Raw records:
___

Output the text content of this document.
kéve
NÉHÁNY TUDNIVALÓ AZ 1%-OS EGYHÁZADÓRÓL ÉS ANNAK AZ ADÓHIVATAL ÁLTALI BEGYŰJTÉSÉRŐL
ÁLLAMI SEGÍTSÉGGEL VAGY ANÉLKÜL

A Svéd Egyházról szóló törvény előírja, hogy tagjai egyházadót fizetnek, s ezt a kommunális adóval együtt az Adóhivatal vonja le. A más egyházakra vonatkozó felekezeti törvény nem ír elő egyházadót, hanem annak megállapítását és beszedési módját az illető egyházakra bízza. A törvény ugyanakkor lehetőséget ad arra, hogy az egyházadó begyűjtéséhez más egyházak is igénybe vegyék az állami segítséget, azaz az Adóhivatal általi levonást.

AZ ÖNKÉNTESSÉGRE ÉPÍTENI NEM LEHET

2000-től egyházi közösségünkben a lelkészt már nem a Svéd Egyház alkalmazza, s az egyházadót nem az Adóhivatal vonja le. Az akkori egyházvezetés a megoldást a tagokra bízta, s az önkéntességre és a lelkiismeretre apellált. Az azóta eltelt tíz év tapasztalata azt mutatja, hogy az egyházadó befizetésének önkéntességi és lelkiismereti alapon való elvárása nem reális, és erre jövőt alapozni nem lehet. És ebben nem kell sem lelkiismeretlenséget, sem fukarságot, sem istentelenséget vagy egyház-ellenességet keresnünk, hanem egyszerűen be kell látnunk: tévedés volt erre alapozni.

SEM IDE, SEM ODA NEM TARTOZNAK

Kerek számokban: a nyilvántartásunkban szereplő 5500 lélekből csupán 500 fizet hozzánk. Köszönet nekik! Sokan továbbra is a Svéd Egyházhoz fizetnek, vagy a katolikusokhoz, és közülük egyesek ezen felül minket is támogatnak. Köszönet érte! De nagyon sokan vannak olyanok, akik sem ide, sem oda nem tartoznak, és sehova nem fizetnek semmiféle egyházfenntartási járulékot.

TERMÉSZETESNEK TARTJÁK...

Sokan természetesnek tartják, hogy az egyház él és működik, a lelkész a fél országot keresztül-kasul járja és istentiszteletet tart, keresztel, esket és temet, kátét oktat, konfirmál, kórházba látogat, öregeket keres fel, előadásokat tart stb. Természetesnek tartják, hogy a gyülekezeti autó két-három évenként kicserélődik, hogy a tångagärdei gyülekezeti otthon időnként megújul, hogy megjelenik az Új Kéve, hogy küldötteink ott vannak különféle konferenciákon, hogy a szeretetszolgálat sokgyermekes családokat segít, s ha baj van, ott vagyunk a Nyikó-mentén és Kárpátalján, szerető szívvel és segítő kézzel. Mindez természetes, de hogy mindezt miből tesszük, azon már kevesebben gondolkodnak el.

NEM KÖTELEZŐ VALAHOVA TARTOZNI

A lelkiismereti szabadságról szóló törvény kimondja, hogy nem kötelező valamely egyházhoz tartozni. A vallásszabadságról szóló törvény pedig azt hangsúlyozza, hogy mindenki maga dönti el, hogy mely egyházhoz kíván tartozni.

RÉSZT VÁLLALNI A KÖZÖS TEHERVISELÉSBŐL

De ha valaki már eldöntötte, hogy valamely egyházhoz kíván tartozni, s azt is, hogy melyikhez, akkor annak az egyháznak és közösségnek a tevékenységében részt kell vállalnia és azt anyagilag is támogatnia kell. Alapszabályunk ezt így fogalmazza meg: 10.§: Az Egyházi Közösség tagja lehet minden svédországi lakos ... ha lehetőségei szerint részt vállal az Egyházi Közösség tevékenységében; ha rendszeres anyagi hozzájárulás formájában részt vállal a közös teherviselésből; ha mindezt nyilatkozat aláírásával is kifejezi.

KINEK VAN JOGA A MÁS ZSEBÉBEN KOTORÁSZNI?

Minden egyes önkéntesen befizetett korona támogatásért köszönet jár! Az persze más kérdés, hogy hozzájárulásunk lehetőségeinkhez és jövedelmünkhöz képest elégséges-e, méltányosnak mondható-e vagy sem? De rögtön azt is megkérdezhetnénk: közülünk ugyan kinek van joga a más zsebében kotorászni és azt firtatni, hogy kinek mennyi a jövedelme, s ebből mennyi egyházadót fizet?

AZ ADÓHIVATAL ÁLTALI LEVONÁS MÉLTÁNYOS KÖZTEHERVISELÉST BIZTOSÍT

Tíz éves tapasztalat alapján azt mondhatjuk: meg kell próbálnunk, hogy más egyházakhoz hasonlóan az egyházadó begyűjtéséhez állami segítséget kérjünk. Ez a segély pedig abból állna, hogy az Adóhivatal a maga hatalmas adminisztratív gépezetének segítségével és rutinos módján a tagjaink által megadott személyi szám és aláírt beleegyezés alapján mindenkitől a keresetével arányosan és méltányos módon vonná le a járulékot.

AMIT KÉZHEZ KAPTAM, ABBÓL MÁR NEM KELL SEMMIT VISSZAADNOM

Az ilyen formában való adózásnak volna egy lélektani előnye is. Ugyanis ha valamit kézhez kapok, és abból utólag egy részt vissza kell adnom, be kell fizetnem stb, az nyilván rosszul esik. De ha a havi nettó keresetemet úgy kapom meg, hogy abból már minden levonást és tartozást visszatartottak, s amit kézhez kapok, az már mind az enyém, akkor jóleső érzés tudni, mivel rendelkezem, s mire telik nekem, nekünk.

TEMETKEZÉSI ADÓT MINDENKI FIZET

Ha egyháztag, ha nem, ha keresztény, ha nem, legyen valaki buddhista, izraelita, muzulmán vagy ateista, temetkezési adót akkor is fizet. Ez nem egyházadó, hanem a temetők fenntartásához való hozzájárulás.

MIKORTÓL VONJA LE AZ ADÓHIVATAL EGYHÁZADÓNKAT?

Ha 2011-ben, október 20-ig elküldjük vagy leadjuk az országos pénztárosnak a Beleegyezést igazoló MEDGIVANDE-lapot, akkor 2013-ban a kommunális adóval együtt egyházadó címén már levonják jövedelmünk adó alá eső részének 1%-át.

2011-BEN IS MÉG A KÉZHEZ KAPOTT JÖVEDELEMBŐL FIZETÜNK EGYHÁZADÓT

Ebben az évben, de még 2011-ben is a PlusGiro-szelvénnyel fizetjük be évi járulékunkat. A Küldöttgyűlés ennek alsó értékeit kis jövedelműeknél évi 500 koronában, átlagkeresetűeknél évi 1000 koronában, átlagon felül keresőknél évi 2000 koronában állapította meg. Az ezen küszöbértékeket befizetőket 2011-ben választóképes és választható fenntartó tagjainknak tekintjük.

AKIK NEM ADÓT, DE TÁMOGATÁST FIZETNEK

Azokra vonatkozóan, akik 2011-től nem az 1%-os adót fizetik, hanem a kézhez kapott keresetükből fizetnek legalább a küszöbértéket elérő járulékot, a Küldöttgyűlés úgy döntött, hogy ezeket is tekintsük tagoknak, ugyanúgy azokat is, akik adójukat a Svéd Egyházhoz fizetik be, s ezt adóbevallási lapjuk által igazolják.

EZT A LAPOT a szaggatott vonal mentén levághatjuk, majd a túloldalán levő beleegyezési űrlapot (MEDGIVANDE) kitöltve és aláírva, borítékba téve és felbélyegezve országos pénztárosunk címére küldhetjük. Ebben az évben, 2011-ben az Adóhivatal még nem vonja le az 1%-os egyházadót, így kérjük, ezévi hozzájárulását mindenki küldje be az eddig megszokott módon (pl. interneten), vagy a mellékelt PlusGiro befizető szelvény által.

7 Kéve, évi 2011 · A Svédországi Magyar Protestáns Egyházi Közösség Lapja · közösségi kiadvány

___

*Directive*: Repeat the records exactly, including every line.

*Correct answer*:
Output the text content of this document.
kéve
NÉHÁNY TUDNIVALÓ AZ 1%-OS EGYHÁZADÓRÓL ÉS ANNAK AZ ADÓHIVATAL ÁLTALI BEGYŰJTÉSÉRŐL
ÁLLAMI SEGÍTSÉGGEL VAGY ANÉLKÜL

A Svéd Egyházról szóló törvény előírja, hogy tagjai egyházadót fizetnek, s ezt a kommunális adóval együtt az Adóhivatal vonja le. A más egyházakra vonatkozó felekezeti törvény nem ír elő egyházadót, hanem annak megállapítását és beszedési módját az illető egyházakra bízza. A törvény ugyanakkor lehetőséget ad arra, hogy az egyházadó begyűjtéséhez más egyházak is igénybe vegyék az állami segítséget, azaz az Adóhivatal általi levonást.

AZ ÖNKÉNTESSÉGRE ÉPÍTENI NEM LEHET

2000-től egyházi közösségünkben a lelkészt már nem a Svéd Egyház alkalmazza, s az egyházadót nem az Adóhivatal vonja le. Az akkori egyházvezetés a megoldást a tagokra bízta, s az önkéntességre és a lelkiismeretre apellált. Az azóta eltelt tíz év tapasztalata azt mutatja, hogy az egyházadó befizetésének önkéntességi és lelkiismereti alapon való elvárása nem reális, és erre jövőt alapozni nem lehet. És ebben nem kell sem lelkiismeretlenséget, sem fukarságot, sem istentelenséget vagy egyház-ellenességet keresnünk, hanem egyszerűen be kell látnunk: tévedés volt erre alapozni.

SEM IDE, SEM ODA NEM TARTOZNAK

Kerek számokban: a nyilvántartásunkban szereplő 5500 lélekből csupán 500 fizet hozzánk. Köszönet nekik! Sokan továbbra is a Svéd Egyházhoz fizetnek, vagy a katolikusokhoz, és közülük egyesek ezen felül minket is támogatnak. Köszönet érte! De nagyon sokan vannak olyanok, akik sem ide, sem oda nem tartoznak, és sehova nem fizetnek semmiféle egyházfenntartási járulékot.

TERMÉSZETESNEK TARTJÁK...

Sokan természetesnek tartják, hogy az egyház él és működik, a lelkész a fél országot keresztül-kasul járja és istentiszteletet tart, keresztel, esket és temet, kátét oktat, konfirmál, kórházba látogat, öregeket keres fel, előadásokat tart stb. Természetesnek tartják, hogy a gyülekezeti autó két-három évenként kicserélődik, hogy a tångagärdei gyülekezeti otthon időnként megújul, hogy megjelenik az Új Kéve, hogy küldötteink ott vannak különféle konferenciákon, hogy a szeretetszolgálat sokgyermekes családokat segít, s ha baj van, ott vagyunk a Nyikó-mentén és Kárpátalján, szerető szívvel és segítő kézzel. Mindez természetes, de hogy mindezt miből tesszük, azon már kevesebben gondolkodnak el.

NEM KÖTELEZŐ VALAHOVA TARTOZNI

A lelkiismereti szabadságról szóló törvény kimondja, hogy nem kötelező valamely egyházhoz tartozni. A vallásszabadságról szóló törvény pedig azt hangsúlyozza, hogy mindenki maga dönti el, hogy mely egyházhoz kíván tartozni.

RÉSZT VÁLLALNI A KÖZÖS TEHERVISELÉSBŐL

De ha valaki már eldöntötte, hogy valamely egyházhoz kíván tartozni, s azt is, hogy melyikhez, akkor annak az egyháznak és közösségnek a tevékenységében részt kell vállalnia és azt anyagilag is támogatnia kell. Alapszabályunk ezt így fogalmazza meg: 10.§: Az Egyházi Közösség tagja lehet minden svédországi lakos ... ha lehetőségei szerint részt vállal az Egyházi Közösség tevékenységében; ha rendszeres anyagi hozzájárulás formájában részt vállal a közös teherviselésből; ha mindezt nyilatkozat aláírásával is kifejezi.

KINEK VAN JOGA A MÁS ZSEBÉBEN KOTORÁSZNI?

Minden egyes önkéntesen befizetett korona támogatásért köszönet jár! Az persze más kérdés, hogy hozzájárulásunk lehetőségeinkhez és jövedelmünkhöz képest elégséges-e, méltányosnak mondható-e vagy sem? De rögtön azt is megkérdezhetnénk: közülünk ugyan kinek van joga a más zsebében kotorászni és azt firtatni, hogy kinek mennyi a jövedelme, s ebből mennyi egyházadót fizet?

AZ ADÓHIVATAL ÁLTALI LEVONÁS MÉLTÁNYOS KÖZTEHERVISELÉST BIZTOSÍT

Tíz éves tapasztalat alapján azt mondhatjuk: meg kell próbálnunk, hogy más egyházakhoz hasonlóan az egyházadó begyűjtéséhez állami segítséget kérjünk. Ez a segély pedig abból állna, hogy az Adóhivatal a maga hatalmas adminisztratív gépezetének segítségével és rutinos módján a tagjaink által megadott személyi szám és aláírt beleegyezés alapján mindenkitől a keresetével arányosan és méltányos módon vonná le a járulékot.

AMIT KÉZHEZ KAPTAM, ABBÓL MÁR NEM KELL SEMMIT VISSZAADNOM

Az ilyen formában való adózásnak volna egy lélektani előnye is. Ugyanis ha valamit kézhez kapok, és abból utólag egy részt vissza kell adnom, be kell fizetnem stb, az nyilván rosszul esik. De ha a havi nettó keresetemet úgy kapom meg, hogy abból már minden levonást és tartozást visszatartottak, s amit kézhez kapok, az már mind az enyém, akkor jóleső érzés tudni, mivel rendelkezem, s mire telik nekem, nekünk.

TEMETKEZÉSI ADÓT MINDENKI FIZET

Ha egyháztag, ha nem, ha keresztény, ha nem, legyen valaki buddhista, izraelita, muzulmán vagy ateista, temetkezési adót akkor is fizet. Ez nem egyházadó, hanem a temetők fenntartásához való hozzájárulás.

MIKORTÓL VONJA LE AZ ADÓHIVATAL EGYHÁZADÓNKAT?

Ha 2011-ben, október 20-ig elküldjük vagy leadjuk az országos pénztárosnak a Beleegyezést igazoló MEDGIVANDE-lapot, akkor 2013-ban a kommunális adóval együtt egyházadó címén már levonják jövedelmünk adó alá eső részének 1%-át.

2011-BEN IS MÉG A KÉZHEZ KAPOTT JÖVEDELEMBŐL FIZETÜNK EGYHÁZADÓT

Ebben az évben, de még 2011-ben is a PlusGiro-szelvénnyel fizetjük be évi járulékunkat. A Küldöttgyűlés ennek alsó értékeit kis jövedelműeknél évi 500 koronában, átlagkeresetűeknél évi 1000 koronában, átlagon felül keresőknél évi 2000 koronában állapította meg. Az ezen küszöbértékeket befizetőket 2011-ben választóképes és választható fenntartó tagjainknak tekintjük.

AKIK NEM ADÓT, DE TÁMOGATÁST FIZETNEK

Azokra vonatkozóan, akik 2011-től nem az 1%-os adót fizetik, hanem a kézhez kapott keresetükből fizetnek legalább a küszöbértéket elérő járulékot, a Küldöttgyűlés úgy döntött, hogy ezeket is tekintsük tagoknak, ugyanúgy azokat is, akik adójukat a Svéd Egyházhoz fizetik be, s ezt adóbevallási lapjuk által igazolják.

EZT A LAPOT a szaggatott vonal mentén levághatjuk, majd a túloldalán levő beleegyezési űrlapot (MEDGIVANDE) kitöltve és aláírva, borítékba téve és felbélyegezve országos pénztárosunk címére küldhetjük. Ebben az évben, 2011-ben az Adóhivatal még nem vonja le az 1%-os egyházadót, így kérjük, ezévi hozzájárulását mindenki küldje be az eddig megszokott módon (pl. interneten), vagy a mellékelt PlusGiro befizető szelvény által.

7 Kéve, évi 2011 · A Svédországi Magyar Protestáns Egyházi Közösség Lapja · közösségi kiadvány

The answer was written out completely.